### Stated task
Return the whole listing, keeping every character the same.

-- start Data for this exercise --

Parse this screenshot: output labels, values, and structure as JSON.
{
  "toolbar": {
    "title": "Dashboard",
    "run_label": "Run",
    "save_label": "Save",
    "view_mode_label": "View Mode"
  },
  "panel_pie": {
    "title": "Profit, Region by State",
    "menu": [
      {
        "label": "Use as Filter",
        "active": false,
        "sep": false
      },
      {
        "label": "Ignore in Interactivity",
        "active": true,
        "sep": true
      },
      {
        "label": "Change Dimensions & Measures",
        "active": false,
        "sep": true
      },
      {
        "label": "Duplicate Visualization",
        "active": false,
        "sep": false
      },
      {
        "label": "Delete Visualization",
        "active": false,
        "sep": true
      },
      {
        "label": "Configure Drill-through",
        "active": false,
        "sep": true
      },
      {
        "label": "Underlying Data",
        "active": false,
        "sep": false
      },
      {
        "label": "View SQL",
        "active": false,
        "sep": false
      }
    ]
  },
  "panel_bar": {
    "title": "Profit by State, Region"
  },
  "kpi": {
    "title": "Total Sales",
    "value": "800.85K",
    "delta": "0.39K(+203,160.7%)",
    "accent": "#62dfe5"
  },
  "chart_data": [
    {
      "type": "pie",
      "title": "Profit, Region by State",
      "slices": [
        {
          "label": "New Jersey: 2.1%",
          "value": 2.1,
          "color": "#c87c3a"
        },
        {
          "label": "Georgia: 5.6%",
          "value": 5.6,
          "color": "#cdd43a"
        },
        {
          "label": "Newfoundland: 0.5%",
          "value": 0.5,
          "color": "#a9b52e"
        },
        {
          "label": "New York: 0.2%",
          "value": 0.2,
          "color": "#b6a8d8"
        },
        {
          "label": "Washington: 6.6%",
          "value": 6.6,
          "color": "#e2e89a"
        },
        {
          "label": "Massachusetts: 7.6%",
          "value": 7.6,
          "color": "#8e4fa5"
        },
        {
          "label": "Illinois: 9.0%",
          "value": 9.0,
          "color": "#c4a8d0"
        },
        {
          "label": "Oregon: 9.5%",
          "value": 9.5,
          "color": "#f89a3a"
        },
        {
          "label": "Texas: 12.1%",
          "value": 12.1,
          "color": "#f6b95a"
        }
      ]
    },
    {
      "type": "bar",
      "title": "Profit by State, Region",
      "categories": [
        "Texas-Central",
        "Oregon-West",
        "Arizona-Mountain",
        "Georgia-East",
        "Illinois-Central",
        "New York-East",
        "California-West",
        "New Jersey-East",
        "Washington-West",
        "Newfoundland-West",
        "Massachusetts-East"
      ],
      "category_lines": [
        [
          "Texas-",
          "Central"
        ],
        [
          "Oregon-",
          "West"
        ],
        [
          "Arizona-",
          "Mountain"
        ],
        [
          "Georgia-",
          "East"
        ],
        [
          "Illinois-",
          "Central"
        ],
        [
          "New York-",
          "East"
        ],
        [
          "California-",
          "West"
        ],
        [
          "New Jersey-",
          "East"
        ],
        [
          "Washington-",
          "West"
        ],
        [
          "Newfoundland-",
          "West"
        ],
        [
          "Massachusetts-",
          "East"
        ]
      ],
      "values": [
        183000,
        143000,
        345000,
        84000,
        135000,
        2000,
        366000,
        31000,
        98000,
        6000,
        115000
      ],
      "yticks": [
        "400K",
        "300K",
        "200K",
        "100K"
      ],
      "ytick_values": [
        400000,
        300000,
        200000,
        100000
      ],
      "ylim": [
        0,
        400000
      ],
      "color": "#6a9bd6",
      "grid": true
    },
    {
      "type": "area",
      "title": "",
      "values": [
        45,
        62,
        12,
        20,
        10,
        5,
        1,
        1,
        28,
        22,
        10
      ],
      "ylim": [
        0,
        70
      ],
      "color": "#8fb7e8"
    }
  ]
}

-- end Data for this exercise --

### Final answer
Parse this screenshot: output labels, values, and structure as JSON.
{
  "toolbar": {
    "title": "Dashboard",
    "run_label": "Run",
    "save_label": "Save",
    "view_mode_label": "View Mode"
  },
  "panel_pie": {
    "title": "Profit, Region by State",
    "menu": [
      {
        "label": "Use as Filter",
        "active": false,
        "sep": false
      },
      {
        "label": "Ignore in Interactivity",
        "active": true,
        "sep": true
      },
      {
        "label": "Change Dimensions & Measures",
        "active": false,
        "sep": true
      },
      {
        "label": "Duplicate Visualization",
        "active": false,
        "sep": false
      },
      {
        "label": "Delete Visualization",
        "active": false,
        "sep": true
      },
      {
        "label": "Configure Drill-through",
        "active": false,
        "sep": true
      },
      {
        "label": "Underlying Data",
        "active": false,
        "sep": false
      },
      {
        "label": "View SQL",
        "active": false,
        "sep": false
      }
    ]
  },
  "panel_bar": {
    "title": "Profit by State, Region"
  },
  "kpi": {
    "title": "Total Sales",
    "value": "800.85K",
    "delta": "0.39K(+203,160.7%)",
    "accent": "#62dfe5"
  },
  "chart_data": [
    {
      "type": "pie",
      "title": "Profit, Region by State",
      "slices": [
        {
          "label": "New Jersey: 2.1%",
          "value": 2.1,
          "color": "#c87c3a"
        },
        {
          "label": "Georgia: 5.6%",
          "value": 5.6,
          "color": "#cdd43a"
        },
        {
          "label": "Newfoundland: 0.5%",
          "value": 0.5,
          "color": "#a9b52e"
        },
        {
          "label": "New York: 0.2%",
          "value": 0.2,
          "color": "#b6a8d8"
        },
        {
          "label": "Washington: 6.6%",
          "value": 6.6,
          "color": "#e2e89a"
        },
        {
          "label": "Massachusetts: 7.6%",
          "value": 7.6,
          "color": "#8e4fa5"
        },
        {
          "label": "Illinois: 9.0%",
          "value": 9.0,
          "color": "#c4a8d0"
        },
        {
          "label": "Oregon: 9.5%",
          "value": 9.5,
          "color": "#f89a3a"
        },
        {
          "label": "Texas: 12.1%",
          "value": 12.1,
          "color": "#f6b95a"
        }
      ]
    },
    {
      "type": "bar",
      "title": "Profit by State, Region",
      "categories": [
        "Texas-Central",
        "Oregon-West",
        "Arizona-Mountain",
        "Georgia-East",
        "Illinois-Central",
        "New York-East",
        "California-West",
        "New Jersey-East",
        "Washington-West",
        "Newfoundland-West",
        "Massachusetts-East"
      ],
      "category_lines": [
        [
          "Texas-",
          "Central"
        ],
        [
          "Oregon-",
          "West"
        ],
        [
          "Arizona-",
          "Mountain"
        ],
        [
          "Georgia-",
          "East"
        ],
        [
          "Illinois-",
          "Central"
        ],
        [
          "New York-",
          "East"
        ],
        [
          "California-",
          "West"
        ],
        [
          "New Jersey-",
          "East"
        ],
        [
          "Washington-",
          "West"
        ],
        [
          "Newfoundland-",
          "West"
        ],
        [
          "Massachusetts-",
          "East"
        ]
      ],
      "values": [
        183000,
        143000,
        345000,
        84000,
        135000,
        2000,
        366000,
        31000,
        98000,
        6000,
        115000
      ],
      "yticks": [
        "400K",
        "300K",
        "200K",
        "100K"
      ],
      "ytick_values": [
        400000,
        300000,
        200000,
        100000
      ],
      "ylim": [
        0,
        400000
      ],
      "color": "#6a9bd6",
      "grid": true
    },
    {
      "type": "area",
      "title": "",
      "values": [
        45,
        62,
        12,
        20,
        10,
        5,
        1,
        1,
        28,
        22,
        10
      ],
      "ylim": [
        0,
        70
      ],
      "color": "#8fb7e8"
    }
  ]
}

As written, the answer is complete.